Set the listing down again exactly, please, apart from its pictures.

### DATA TO PROCESS
------

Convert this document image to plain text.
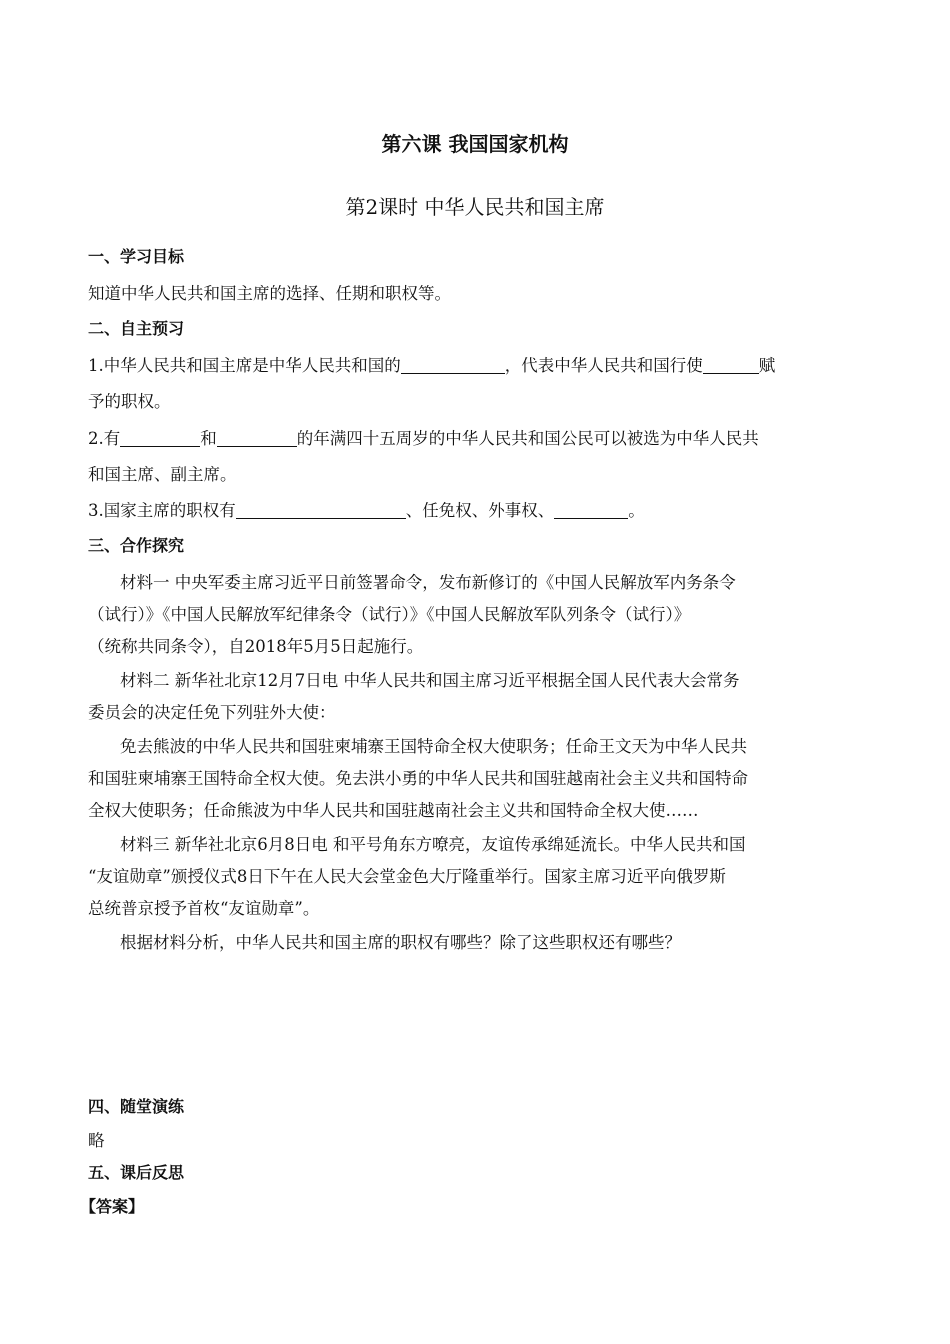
第六课 我国国家机构
第2课时 中华人民共和国主席
一、学习目标
知道中华人民共和国主席的选择、任期和职权等。
二、自主预习
1.中华人民共和国主席是中华人民共和国的	，代表中华人民共和国行使	赋
予的职权。
2.有	和	的年满四十五周岁的中华人民共和国公民可以被选为中华人民共
和国主席、副主席。
3.国家主席的职权有	、任免权、外事权、	。
三、合作探究
材料一 中央军委主席习近平日前签署命令，发布新修订的《中国人民解放军内务条令
（试行）》《中国人民解放军纪律条令（试行）》《中国人民解放军队列条令（试行）》
（统称共同条令），自2018年5月5日起施行。
材料二 新华社北京12月7日电 中华人民共和国主席习近平根据全国人民代表大会常务
委员会的决定任免下列驻外大使：
免去熊波的中华人民共和国驻柬埔寨王国特命全权大使职务；任命王文天为中华人民共
和国驻柬埔寨王国特命全权大使。免去洪小勇的中华人民共和国驻越南社会主义共和国特命
全权大使职务；任命熊波为中华人民共和国驻越南社会主义共和国特命全权大使……
材料三 新华社北京6月8日电 和平号角东方嘹亮，友谊传承绵延流长。中华人民共和国
“友谊勋章”颁授仪式8日下午在人民大会堂金色大厅隆重举行。国家主席习近平向俄罗斯
总统普京授予首枚“友谊勋章”。
根据材料分析，中华人民共和国主席的职权有哪些？除了这些职权还有哪些？
四、随堂演练
略
五、课后反思
【答案】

------

### WRITTEN RESPONSE
Convert this document image to plain text.
第六课 我国国家机构
第2课时 中华人民共和国主席
一、学习目标
知道中华人民共和国主席的选择、任期和职权等。
二、自主预习
1.中华人民共和国主席是中华人民共和国的	，代表中华人民共和国行使	赋
予的职权。
2.有	和	的年满四十五周岁的中华人民共和国公民可以被选为中华人民共
和国主席、副主席。
3.国家主席的职权有	、任免权、外事权、	。
三、合作探究
材料一 中央军委主席习近平日前签署命令，发布新修订的《中国人民解放军内务条令
（试行）》《中国人民解放军纪律条令（试行）》《中国人民解放军队列条令（试行）》
（统称共同条令），自2018年5月5日起施行。
材料二 新华社北京12月7日电 中华人民共和国主席习近平根据全国人民代表大会常务
委员会的决定任免下列驻外大使：
免去熊波的中华人民共和国驻柬埔寨王国特命全权大使职务；任命王文天为中华人民共
和国驻柬埔寨王国特命全权大使。免去洪小勇的中华人民共和国驻越南社会主义共和国特命
全权大使职务；任命熊波为中华人民共和国驻越南社会主义共和国特命全权大使……
材料三 新华社北京6月8日电 和平号角东方嘹亮，友谊传承绵延流长。中华人民共和国
“友谊勋章”颁授仪式8日下午在人民大会堂金色大厅隆重举行。国家主席习近平向俄罗斯
总统普京授予首枚“友谊勋章”。
根据材料分析，中华人民共和国主席的职权有哪些？除了这些职权还有哪些？
四、随堂演练
略
五、课后反思
【答案】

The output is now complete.